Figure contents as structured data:
◆ ◆ ◆ ◆ ◆ ◆ ◆

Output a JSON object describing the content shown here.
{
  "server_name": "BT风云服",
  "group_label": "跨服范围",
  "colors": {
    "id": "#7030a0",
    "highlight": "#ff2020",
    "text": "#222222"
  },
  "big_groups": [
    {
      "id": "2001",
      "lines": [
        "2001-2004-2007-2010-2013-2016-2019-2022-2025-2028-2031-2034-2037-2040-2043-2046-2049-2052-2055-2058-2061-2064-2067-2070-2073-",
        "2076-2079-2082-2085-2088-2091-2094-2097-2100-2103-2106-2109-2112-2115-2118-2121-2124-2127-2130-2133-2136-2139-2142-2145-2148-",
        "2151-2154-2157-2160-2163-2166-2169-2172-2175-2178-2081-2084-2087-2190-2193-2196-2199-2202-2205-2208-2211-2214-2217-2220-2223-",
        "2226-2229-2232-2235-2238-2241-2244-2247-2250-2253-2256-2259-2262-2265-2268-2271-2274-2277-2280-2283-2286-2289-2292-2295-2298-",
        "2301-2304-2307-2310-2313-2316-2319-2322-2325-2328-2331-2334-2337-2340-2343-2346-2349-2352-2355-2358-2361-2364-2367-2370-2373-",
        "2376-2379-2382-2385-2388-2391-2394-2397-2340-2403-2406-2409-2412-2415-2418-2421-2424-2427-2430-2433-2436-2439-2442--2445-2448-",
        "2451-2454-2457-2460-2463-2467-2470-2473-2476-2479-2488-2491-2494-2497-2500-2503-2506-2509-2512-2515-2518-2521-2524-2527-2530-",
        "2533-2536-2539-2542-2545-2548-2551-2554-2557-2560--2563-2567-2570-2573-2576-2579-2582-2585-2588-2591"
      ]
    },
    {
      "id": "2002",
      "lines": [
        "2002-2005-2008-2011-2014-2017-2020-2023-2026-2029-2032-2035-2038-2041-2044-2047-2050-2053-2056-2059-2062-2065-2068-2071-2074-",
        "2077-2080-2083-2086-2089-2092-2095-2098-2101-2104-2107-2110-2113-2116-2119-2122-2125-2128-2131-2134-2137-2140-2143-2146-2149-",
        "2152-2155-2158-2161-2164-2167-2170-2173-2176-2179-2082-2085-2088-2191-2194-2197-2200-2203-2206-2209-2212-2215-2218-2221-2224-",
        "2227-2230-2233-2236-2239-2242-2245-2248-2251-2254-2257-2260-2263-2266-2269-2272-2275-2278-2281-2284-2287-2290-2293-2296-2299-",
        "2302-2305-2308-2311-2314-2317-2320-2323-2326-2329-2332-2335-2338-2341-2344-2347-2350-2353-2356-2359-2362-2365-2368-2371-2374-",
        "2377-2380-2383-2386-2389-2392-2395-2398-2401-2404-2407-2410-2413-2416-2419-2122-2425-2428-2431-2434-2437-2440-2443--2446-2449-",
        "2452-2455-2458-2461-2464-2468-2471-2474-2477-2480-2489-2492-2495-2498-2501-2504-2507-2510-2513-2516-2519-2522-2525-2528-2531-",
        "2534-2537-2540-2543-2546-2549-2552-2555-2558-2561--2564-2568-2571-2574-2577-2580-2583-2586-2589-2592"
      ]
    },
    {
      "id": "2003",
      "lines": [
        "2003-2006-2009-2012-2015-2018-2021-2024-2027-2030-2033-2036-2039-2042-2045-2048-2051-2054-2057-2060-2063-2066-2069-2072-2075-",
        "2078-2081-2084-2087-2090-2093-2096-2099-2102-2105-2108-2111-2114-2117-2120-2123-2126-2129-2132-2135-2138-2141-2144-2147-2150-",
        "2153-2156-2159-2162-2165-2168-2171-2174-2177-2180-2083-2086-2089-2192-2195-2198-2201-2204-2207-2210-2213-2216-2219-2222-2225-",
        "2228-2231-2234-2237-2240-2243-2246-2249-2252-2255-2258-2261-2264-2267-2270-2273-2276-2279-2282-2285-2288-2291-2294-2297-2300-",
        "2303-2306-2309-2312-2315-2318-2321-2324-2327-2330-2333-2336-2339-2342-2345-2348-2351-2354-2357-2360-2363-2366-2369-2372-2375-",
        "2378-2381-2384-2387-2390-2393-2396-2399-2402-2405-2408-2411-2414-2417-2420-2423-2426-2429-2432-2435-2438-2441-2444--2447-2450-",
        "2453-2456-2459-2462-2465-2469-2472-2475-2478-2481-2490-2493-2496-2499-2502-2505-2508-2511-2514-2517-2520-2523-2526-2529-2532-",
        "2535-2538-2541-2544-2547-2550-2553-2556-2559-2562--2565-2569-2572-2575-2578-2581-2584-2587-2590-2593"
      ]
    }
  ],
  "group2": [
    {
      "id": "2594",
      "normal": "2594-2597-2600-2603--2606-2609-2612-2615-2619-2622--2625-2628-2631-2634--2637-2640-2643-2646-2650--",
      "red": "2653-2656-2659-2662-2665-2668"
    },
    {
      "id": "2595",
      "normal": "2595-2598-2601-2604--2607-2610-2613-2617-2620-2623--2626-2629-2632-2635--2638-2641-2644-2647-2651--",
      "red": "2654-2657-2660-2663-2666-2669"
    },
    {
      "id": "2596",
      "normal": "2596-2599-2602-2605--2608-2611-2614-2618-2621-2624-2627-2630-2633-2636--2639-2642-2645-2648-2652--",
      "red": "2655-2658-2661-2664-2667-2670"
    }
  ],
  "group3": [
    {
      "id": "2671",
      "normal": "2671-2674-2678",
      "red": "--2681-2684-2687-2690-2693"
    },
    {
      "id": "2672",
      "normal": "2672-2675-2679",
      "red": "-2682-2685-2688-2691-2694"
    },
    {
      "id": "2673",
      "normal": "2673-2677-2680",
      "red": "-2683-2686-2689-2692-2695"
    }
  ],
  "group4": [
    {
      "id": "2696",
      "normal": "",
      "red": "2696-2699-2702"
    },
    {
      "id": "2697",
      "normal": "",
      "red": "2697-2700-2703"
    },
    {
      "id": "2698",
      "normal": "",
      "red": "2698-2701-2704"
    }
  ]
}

◆ ◆ ◆ ◆ ◆ ◆ ◆

Write out all the entries exactly.

FINISHED EXERCISE:
Output a JSON object describing the content shown here.
{
  "server_name": "BT风云服",
  "group_label": "跨服范围",
  "colors": {
    "id": "#7030a0",
    "highlight": "#ff2020",
    "text": "#222222"
  },
  "big_groups": [
    {
      "id": "2001",
      "lines": [
        "2001-2004-2007-2010-2013-2016-2019-2022-2025-2028-2031-2034-2037-2040-2043-2046-2049-2052-2055-2058-2061-2064-2067-2070-2073-",
        "2076-2079-2082-2085-2088-2091-2094-2097-2100-2103-2106-2109-2112-2115-2118-2121-2124-2127-2130-2133-2136-2139-2142-2145-2148-",
        "2151-2154-2157-2160-2163-2166-2169-2172-2175-2178-2081-2084-2087-2190-2193-2196-2199-2202-2205-2208-2211-2214-2217-2220-2223-",
        "2226-2229-2232-2235-2238-2241-2244-2247-2250-2253-2256-2259-2262-2265-2268-2271-2274-2277-2280-2283-2286-2289-2292-2295-2298-",
        "2301-2304-2307-2310-2313-2316-2319-2322-2325-2328-2331-2334-2337-2340-2343-2346-2349-2352-2355-2358-2361-2364-2367-2370-2373-",
        "2376-2379-2382-2385-2388-2391-2394-2397-2340-2403-2406-2409-2412-2415-2418-2421-2424-2427-2430-2433-2436-2439-2442--2445-2448-",
        "2451-2454-2457-2460-2463-2467-2470-2473-2476-2479-2488-2491-2494-2497-2500-2503-2506-2509-2512-2515-2518-2521-2524-2527-2530-",
        "2533-2536-2539-2542-2545-2548-2551-2554-2557-2560--2563-2567-2570-2573-2576-2579-2582-2585-2588-2591"
      ]
    },
    {
      "id": "2002",
      "lines": [
        "2002-2005-2008-2011-2014-2017-2020-2023-2026-2029-2032-2035-2038-2041-2044-2047-2050-2053-2056-2059-2062-2065-2068-2071-2074-",
        "2077-2080-2083-2086-2089-2092-2095-2098-2101-2104-2107-2110-2113-2116-2119-2122-2125-2128-2131-2134-2137-2140-2143-2146-2149-",
        "2152-2155-2158-2161-2164-2167-2170-2173-2176-2179-2082-2085-2088-2191-2194-2197-2200-2203-2206-2209-2212-2215-2218-2221-2224-",
        "2227-2230-2233-2236-2239-2242-2245-2248-2251-2254-2257-2260-2263-2266-2269-2272-2275-2278-2281-2284-2287-2290-2293-2296-2299-",
        "2302-2305-2308-2311-2314-2317-2320-2323-2326-2329-2332-2335-2338-2341-2344-2347-2350-2353-2356-2359-2362-2365-2368-2371-2374-",
        "2377-2380-2383-2386-2389-2392-2395-2398-2401-2404-2407-2410-2413-2416-2419-2122-2425-2428-2431-2434-2437-2440-2443--2446-2449-",
        "2452-2455-2458-2461-2464-2468-2471-2474-2477-2480-2489-2492-2495-2498-2501-2504-2507-2510-2513-2516-2519-2522-2525-2528-2531-",
        "2534-2537-2540-2543-2546-2549-2552-2555-2558-2561--2564-2568-2571-2574-2577-2580-2583-2586-2589-2592"
      ]
    },
    {
      "id": "2003",
      "lines": [
        "2003-2006-2009-2012-2015-2018-2021-2024-2027-2030-2033-2036-2039-2042-2045-2048-2051-2054-2057-2060-2063-2066-2069-2072-2075-",
        "2078-2081-2084-2087-2090-2093-2096-2099-2102-2105-2108-2111-2114-2117-2120-2123-2126-2129-2132-2135-2138-2141-2144-2147-2150-",
        "2153-2156-2159-2162-2165-2168-2171-2174-2177-2180-2083-2086-2089-2192-2195-2198-2201-2204-2207-2210-2213-2216-2219-2222-2225-",
        "2228-2231-2234-2237-2240-2243-2246-2249-2252-2255-2258-2261-2264-2267-2270-2273-2276-2279-2282-2285-2288-2291-2294-2297-2300-",
        "2303-2306-2309-2312-2315-2318-2321-2324-2327-2330-2333-2336-2339-2342-2345-2348-2351-2354-2357-2360-2363-2366-2369-2372-2375-",
        "2378-2381-2384-2387-2390-2393-2396-2399-2402-2405-2408-2411-2414-2417-2420-2423-2426-2429-2432-2435-2438-2441-2444--2447-2450-",
        "2453-2456-2459-2462-2465-2469-2472-2475-2478-2481-2490-2493-2496-2499-2502-2505-2508-2511-2514-2517-2520-2523-2526-2529-2532-",
        "2535-2538-2541-2544-2547-2550-2553-2556-2559-2562--2565-2569-2572-2575-2578-2581-2584-2587-2590-2593"
      ]
    }
  ],
  "group2": [
    {
      "id": "2594",
      "normal": "2594-2597-2600-2603--2606-2609-2612-2615-2619-2622--2625-2628-2631-2634--2637-2640-2643-2646-2650--",
      "red": "2653-2656-2659-2662-2665-2668"
    },
    {
      "id": "2595",
      "normal": "2595-2598-2601-2604--2607-2610-2613-2617-2620-2623--2626-2629-2632-2635--2638-2641-2644-2647-2651--",
      "red": "2654-2657-2660-2663-2666-2669"
    },
    {
      "id": "2596",
      "normal": "2596-2599-2602-2605--2608-2611-2614-2618-2621-2624-2627-2630-2633-2636--2639-2642-2645-2648-2652--",
      "red": "2655-2658-2661-2664-2667-2670"
    }
  ],
  "group3": [
    {
      "id": "2671",
      "normal": "2671-2674-2678",
      "red": "--2681-2684-2687-2690-2693"
    },
    {
      "id": "2672",
      "normal": "2672-2675-2679",
      "red": "-2682-2685-2688-2691-2694"
    },
    {
      "id": "2673",
      "normal": "2673-2677-2680",
      "red": "-2683-2686-2689-2692-2695"
    }
  ],
  "group4": [
    {
      "id": "2696",
      "normal": "",
      "red": "2696-2699-2702"
    },
    {
      "id": "2697",
      "normal": "",
      "red": "2697-2700-2703"
    },
    {
      "id": "2698",
      "normal": "",
      "red": "2698-2701-2704"
    }
  ]
}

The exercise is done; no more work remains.